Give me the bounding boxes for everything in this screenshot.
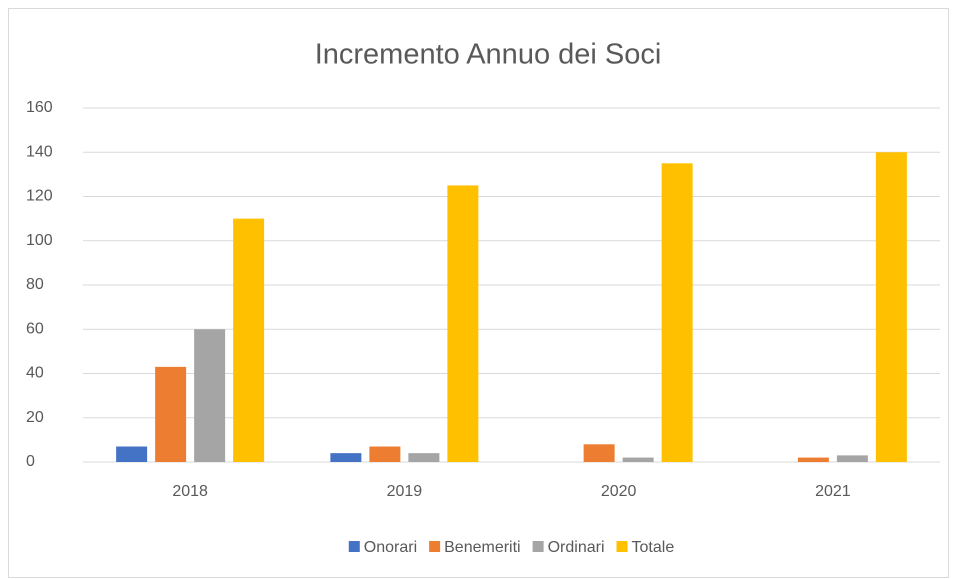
bar bbox=[330, 453, 362, 462]
y-tick-label: 160 bbox=[26, 99, 53, 116]
y-tick-label: 100 bbox=[26, 232, 53, 249]
bar bbox=[797, 457, 829, 462]
y-tick-label: 120 bbox=[26, 188, 53, 205]
legend-label: Ordinari bbox=[548, 539, 605, 556]
bar bbox=[875, 152, 907, 462]
bar bbox=[408, 453, 440, 462]
legend-label: Onorari bbox=[364, 539, 417, 556]
legend-swatch bbox=[532, 541, 544, 552]
chart-title: Incremento Annuo dei Soci bbox=[315, 39, 662, 71]
bar bbox=[155, 366, 187, 462]
bar bbox=[447, 185, 479, 462]
bar bbox=[583, 444, 615, 462]
legend-swatch bbox=[616, 541, 628, 552]
y-tick-label: 0 bbox=[26, 453, 35, 470]
y-tick-label: 20 bbox=[26, 409, 44, 426]
x-tick-label: 2020 bbox=[601, 483, 637, 500]
bar bbox=[836, 455, 868, 462]
x-tick-label: 2019 bbox=[387, 483, 423, 500]
y-tick-label: 60 bbox=[26, 320, 44, 337]
chart-border bbox=[8, 8, 949, 578]
y-tick-label: 40 bbox=[26, 365, 44, 382]
bar bbox=[369, 446, 401, 462]
y-tick-label: 140 bbox=[26, 143, 53, 160]
bar bbox=[661, 163, 693, 462]
legend-swatch bbox=[429, 541, 441, 552]
legend-swatch bbox=[348, 541, 360, 552]
bar bbox=[116, 446, 148, 462]
y-tick-label: 80 bbox=[26, 276, 44, 293]
bar bbox=[194, 329, 226, 462]
legend-label: Benemeriti bbox=[444, 539, 520, 556]
x-tick-label: 2021 bbox=[815, 483, 851, 500]
bar bbox=[233, 218, 265, 462]
x-tick-label: 2018 bbox=[172, 483, 208, 500]
bar bbox=[622, 457, 654, 462]
legend-label: Totale bbox=[632, 539, 675, 556]
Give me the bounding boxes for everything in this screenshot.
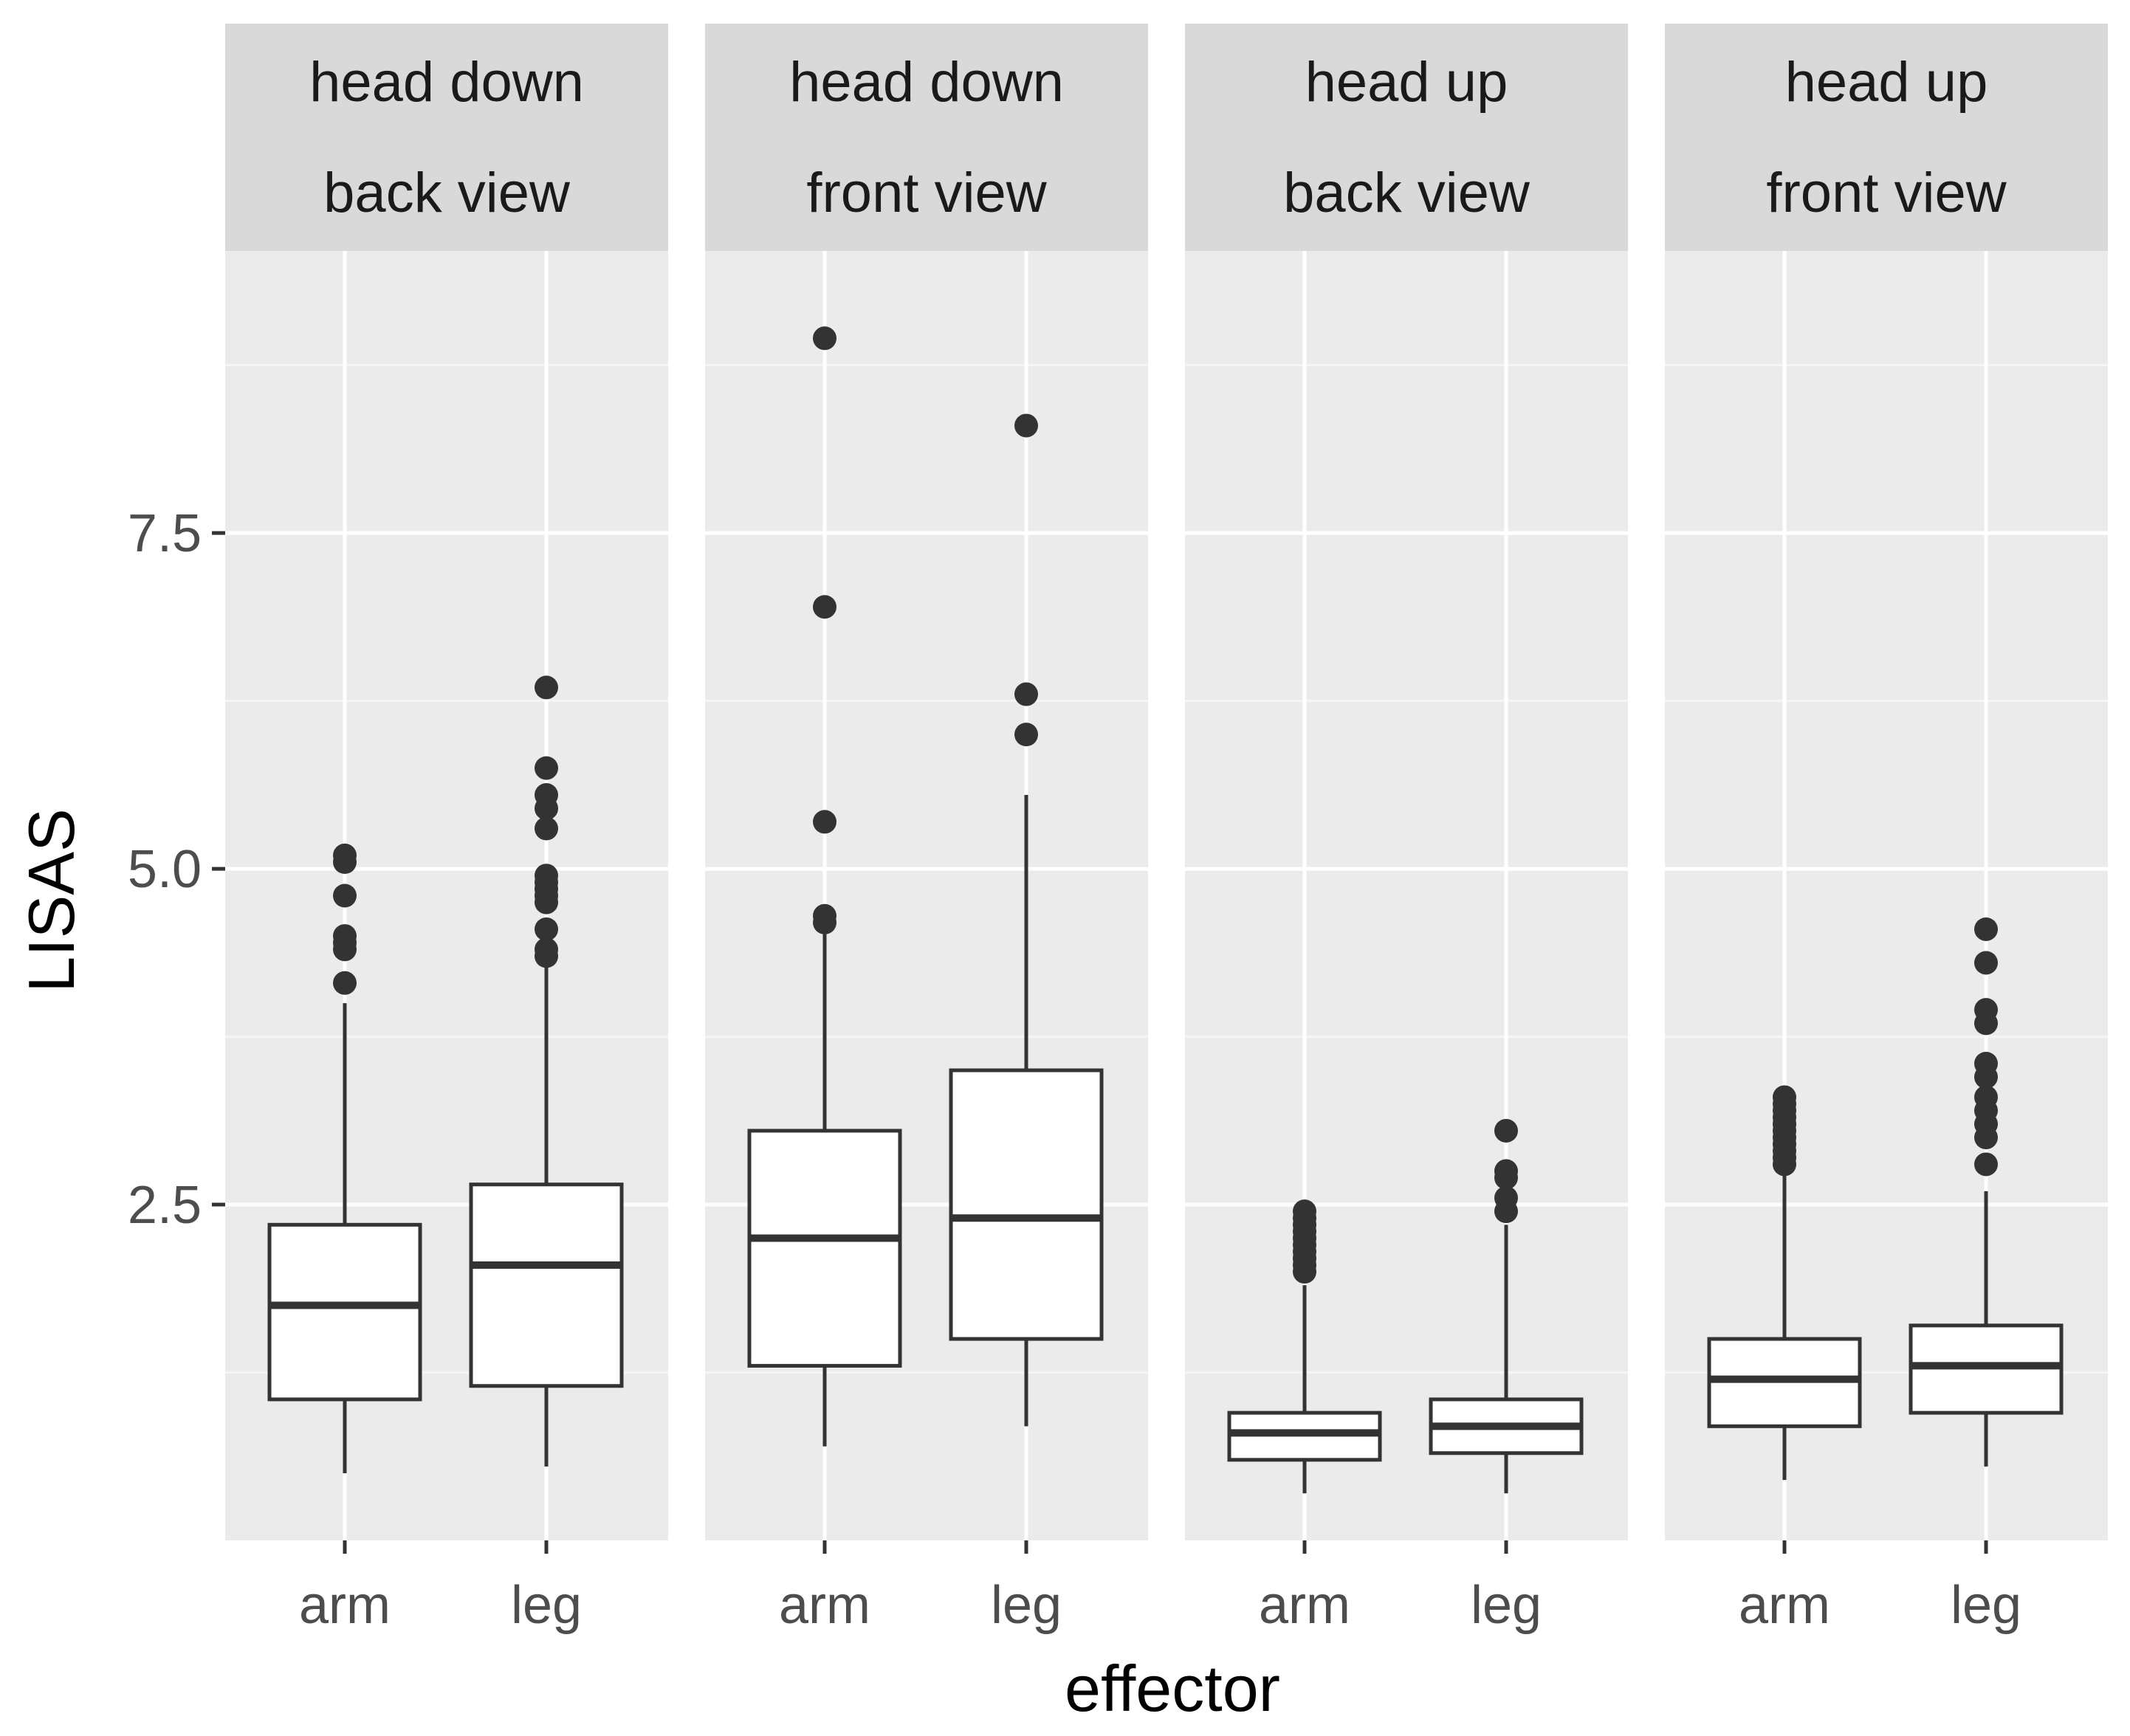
iqr-box xyxy=(267,1222,422,1402)
x-tick-label: arm xyxy=(1259,1576,1350,1635)
facet-strip-label: front view xyxy=(1766,162,2007,224)
outlier-point xyxy=(1974,1152,1998,1177)
x-tick-label: leg xyxy=(1951,1576,2021,1635)
outlier-point xyxy=(535,917,558,941)
box-leg xyxy=(1429,1118,1584,1494)
outlier-point xyxy=(1494,1118,1518,1143)
facet-strip-label: back view xyxy=(323,162,571,224)
facet-panel: head up front view arm leg xyxy=(1665,24,2108,1635)
x-tick-label: leg xyxy=(1471,1576,1542,1635)
facet-strip xyxy=(1185,24,1628,251)
facet-strip xyxy=(1665,24,2108,251)
y-tick-label: 7.5 xyxy=(128,504,202,563)
outlier-point xyxy=(535,944,558,968)
outlier-point xyxy=(1494,1199,1518,1224)
outlier-point xyxy=(1014,682,1038,706)
outlier-point xyxy=(535,890,558,914)
box-arm xyxy=(1227,1199,1382,1494)
outlier-point xyxy=(535,675,558,700)
facet-strip-label: head down xyxy=(309,51,584,114)
facet-strip-label: head up xyxy=(1305,51,1508,114)
box-arm xyxy=(1707,1085,1862,1481)
outlier-point xyxy=(813,810,836,834)
y-tick-label: 2.5 xyxy=(128,1176,202,1235)
facet-strip xyxy=(225,24,668,251)
outlier-point xyxy=(1494,1165,1518,1190)
iqr-box xyxy=(949,1068,1104,1341)
outlier-point xyxy=(333,850,357,875)
facet-panels: head down back view arm leg head down front v… xyxy=(225,24,2108,1635)
outlier-point xyxy=(1974,917,1998,941)
facet-strip-label: back view xyxy=(1283,162,1530,224)
outlier-point xyxy=(1014,723,1038,747)
panel-background xyxy=(1185,251,1628,1540)
facet-strip xyxy=(705,24,1148,251)
outlier-point xyxy=(535,816,558,841)
outlier-point xyxy=(1293,1260,1316,1284)
iqr-box xyxy=(469,1182,624,1388)
x-tick-label: arm xyxy=(299,1576,391,1635)
outlier-point xyxy=(813,910,836,934)
box-arm xyxy=(267,843,422,1474)
outlier-point xyxy=(1974,1065,1998,1089)
facet-strip-label: head up xyxy=(1785,51,1988,114)
x-tick-label: leg xyxy=(511,1576,582,1635)
y-axis: 2.5 5.0 7.5 xyxy=(128,504,225,1235)
outlier-point xyxy=(813,595,836,619)
outlier-point xyxy=(1974,1126,1998,1150)
box-leg xyxy=(469,675,624,1467)
outlier-point xyxy=(535,796,558,821)
x-tick-label: leg xyxy=(991,1576,1062,1635)
box-arm xyxy=(747,326,902,1447)
box-leg xyxy=(1909,917,2064,1467)
iqr-box xyxy=(747,1129,902,1368)
x-tick-label: arm xyxy=(779,1576,870,1635)
facet-panel: head down front view arm leg xyxy=(705,24,1148,1635)
facet-strip-label: head down xyxy=(789,51,1064,114)
facet-strip-label: front view xyxy=(806,162,1047,224)
box-leg xyxy=(949,413,1104,1427)
y-axis-title: LISAS xyxy=(15,808,88,992)
outlier-point xyxy=(1014,413,1038,438)
facet-panel: head down back view arm leg xyxy=(225,24,668,1635)
outlier-point xyxy=(813,326,836,351)
outlier-point xyxy=(535,756,558,780)
x-axis-title: effector xyxy=(1065,1652,1280,1725)
outlier-point xyxy=(333,971,357,995)
outlier-point xyxy=(333,937,357,962)
y-tick-label: 5.0 xyxy=(128,840,202,899)
facet-panel: head up back view arm leg xyxy=(1185,24,1628,1635)
x-tick-label: arm xyxy=(1739,1576,1830,1635)
outlier-point xyxy=(1974,1011,1998,1036)
outlier-point xyxy=(333,884,357,908)
outlier-point xyxy=(1974,951,1998,975)
outlier-point xyxy=(1773,1152,1796,1177)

• **Requirements**: Rewrite all of the rows above, changing every "y-tick-label" to "y-tick-text" and keeping everything else as is. Omit the pictures.

• **Response to the exercise**:
Give me the bounding boxes for everything in this screenshot.
bar bbox=[330, 453, 362, 462]
y-tick-text: 160 bbox=[26, 99, 53, 116]
y-tick-text: 100 bbox=[26, 232, 53, 249]
bar bbox=[797, 457, 829, 462]
y-tick-text: 120 bbox=[26, 188, 53, 205]
legend-label: Ordinari bbox=[548, 539, 605, 556]
bar bbox=[875, 152, 907, 462]
bar bbox=[408, 453, 440, 462]
legend-label: Onorari bbox=[364, 539, 417, 556]
legend-swatch bbox=[532, 541, 544, 552]
chart-title: Incremento Annuo dei Soci bbox=[315, 39, 662, 71]
bar bbox=[155, 366, 187, 462]
bar bbox=[447, 185, 479, 462]
bar bbox=[583, 444, 615, 462]
legend-swatch bbox=[616, 541, 628, 552]
y-tick-text: 0 bbox=[26, 453, 35, 470]
y-tick-text: 20 bbox=[26, 409, 44, 426]
x-tick-label: 2020 bbox=[601, 483, 637, 500]
bar bbox=[836, 455, 868, 462]
x-tick-label: 2019 bbox=[387, 483, 423, 500]
y-tick-text: 60 bbox=[26, 320, 44, 337]
chart-border bbox=[8, 8, 949, 578]
y-tick-text: 40 bbox=[26, 365, 44, 382]
bar bbox=[369, 446, 401, 462]
y-tick-text: 140 bbox=[26, 143, 53, 160]
bar bbox=[661, 163, 693, 462]
legend-swatch bbox=[429, 541, 441, 552]
legend-swatch bbox=[348, 541, 360, 552]
bar bbox=[116, 446, 148, 462]
y-tick-text: 80 bbox=[26, 276, 44, 293]
bar bbox=[194, 329, 226, 462]
legend-label: Benemeriti bbox=[444, 539, 520, 556]
x-tick-label: 2021 bbox=[815, 483, 851, 500]
bar bbox=[233, 218, 265, 462]
x-tick-label: 2018 bbox=[172, 483, 208, 500]
bar bbox=[622, 457, 654, 462]
legend-label: Totale bbox=[632, 539, 675, 556]
Give me the bounding boxes for everything in this screenshot.
iqr-box xyxy=(267,1222,422,1402)
x-tick-label: arm xyxy=(1259,1576,1350,1635)
facet-strip-label: front view xyxy=(1766,162,2007,224)
outlier-point xyxy=(1974,1152,1998,1177)
x-tick-label: leg xyxy=(1951,1576,2021,1635)
outlier-point xyxy=(535,917,558,941)
box-leg xyxy=(1429,1118,1584,1494)
outlier-point xyxy=(1494,1118,1518,1143)
facet-strip-label: back view xyxy=(323,162,571,224)
facet-panel: head up front view arm leg xyxy=(1665,24,2108,1635)
x-tick-label: leg xyxy=(1471,1576,1542,1635)
facet-strip xyxy=(1185,24,1628,251)
facet-strip xyxy=(1665,24,2108,251)
y-tick-text: 7.5 xyxy=(128,504,202,563)
outlier-point xyxy=(535,944,558,968)
outlier-point xyxy=(1494,1199,1518,1224)
outlier-point xyxy=(1014,682,1038,706)
outlier-point xyxy=(535,890,558,914)
box-arm xyxy=(1227,1199,1382,1494)
outlier-point xyxy=(535,675,558,700)
facet-strip-label: head down xyxy=(309,51,584,114)
facet-strip-label: head up xyxy=(1305,51,1508,114)
box-arm xyxy=(1707,1085,1862,1481)
outlier-point xyxy=(813,810,836,834)
y-tick-text: 2.5 xyxy=(128,1176,202,1235)
facet-strip xyxy=(225,24,668,251)
outlier-point xyxy=(1494,1165,1518,1190)
iqr-box xyxy=(949,1068,1104,1341)
outlier-point xyxy=(333,850,357,875)
facet-panels: head down back view arm leg head down front v… xyxy=(225,24,2108,1635)
outlier-point xyxy=(1974,917,1998,941)
facet-strip-label: back view xyxy=(1283,162,1530,224)
outlier-point xyxy=(1014,723,1038,747)
panel-background xyxy=(1185,251,1628,1540)
facet-strip xyxy=(705,24,1148,251)
outlier-point xyxy=(535,816,558,841)
outlier-point xyxy=(1293,1260,1316,1284)
iqr-box xyxy=(469,1182,624,1388)
x-tick-label: arm xyxy=(299,1576,391,1635)
outlier-point xyxy=(813,910,836,934)
box-arm xyxy=(267,843,422,1474)
outlier-point xyxy=(1974,1065,1998,1089)
facet-strip-label: head up xyxy=(1785,51,1988,114)
x-tick-label: leg xyxy=(511,1576,582,1635)
y-axis: 2.5 5.0 7.5 xyxy=(128,504,225,1235)
outlier-point xyxy=(813,595,836,619)
outlier-point xyxy=(1974,1126,1998,1150)
box-leg xyxy=(469,675,624,1467)
outlier-point xyxy=(535,796,558,821)
x-tick-label: leg xyxy=(991,1576,1062,1635)
box-arm xyxy=(747,326,902,1447)
box-leg xyxy=(1909,917,2064,1467)
iqr-box xyxy=(747,1129,902,1368)
x-tick-label: arm xyxy=(779,1576,870,1635)
facet-panel: head down front view arm leg xyxy=(705,24,1148,1635)
facet-strip-label: head down xyxy=(789,51,1064,114)
facet-strip-label: front view xyxy=(806,162,1047,224)
box-leg xyxy=(949,413,1104,1427)
y-axis-title: LISAS xyxy=(15,808,88,992)
outlier-point xyxy=(1014,413,1038,438)
facet-panel: head down back view arm leg xyxy=(225,24,668,1635)
outlier-point xyxy=(813,326,836,351)
outlier-point xyxy=(535,756,558,780)
x-axis-title: effector xyxy=(1065,1652,1280,1725)
outlier-point xyxy=(333,971,357,995)
outlier-point xyxy=(333,937,357,962)
y-tick-text: 5.0 xyxy=(128,840,202,899)
facet-panel: head up back view arm leg xyxy=(1185,24,1628,1635)
x-tick-label: arm xyxy=(1739,1576,1830,1635)
outlier-point xyxy=(1974,1011,1998,1036)
outlier-point xyxy=(333,884,357,908)
outlier-point xyxy=(1974,951,1998,975)
outlier-point xyxy=(1773,1152,1796,1177)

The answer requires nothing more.